- [Problem details]:
From the entries below, copy out every line with "Account" in it.

- [Saved entries]:
──────
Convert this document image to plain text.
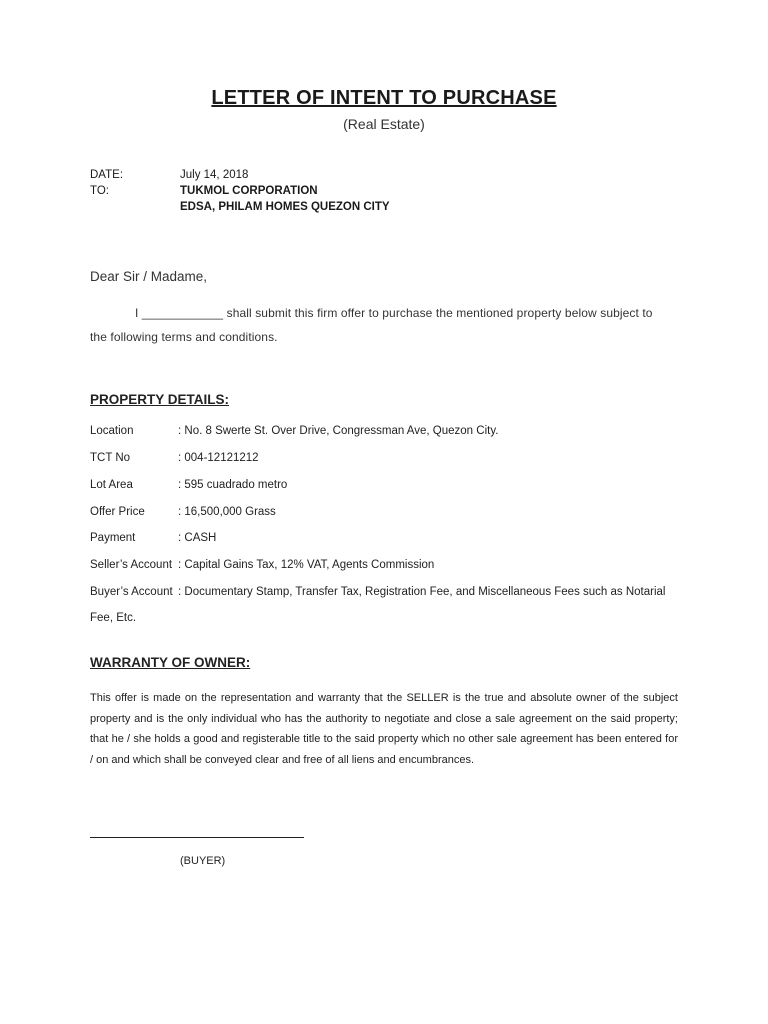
LETTER OF INTENT TO PURCHASE
(Real Estate)
DATE:	July 14, 2018
TO:	TUKMOL CORPORATION
EDSA, PHILAM HOMES QUEZON CITY
Dear Sir / Madame,
I ____________ shall submit this firm offer to purchase the mentioned property below subject to
the following terms and conditions.
PROPERTY DETAILS:
Location	: No. 8 Swerte St. Over Drive, Congressman Ave, Quezon City.
TCT No	: 004-12121212
Lot Area	: 595 cuadrado metro
Offer Price	: 16,500,000 Grass
Payment	: CASH
Seller’s Account : Capital Gains Tax, 12% VAT, Agents Commission
Buyer’s Account : Documentary Stamp, Transfer Tax, Registration Fee, and Miscellaneous Fees such as Notarial
Fee, Etc.
WARRANTY OF OWNER:
This offer is made on the representation and warranty that the SELLER is the true and absolute owner of the subject property and is the only individual who has the authority to negotiate and close a sale agreement on the said property; that he / she holds a good and registerable title to the said property which no other sale agreement has been entered for / on and which shall be conveyed clear and free of all liens and encumbrances.
(BUYER)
──────
- [Result of this exercise]:
Seller’s Account : Capital Gains Tax, 12% VAT, Agents Commission
Buyer’s Account : Documentary Stamp, Transfer Tax, Registration Fee, and Miscellaneous Fees such as Notarial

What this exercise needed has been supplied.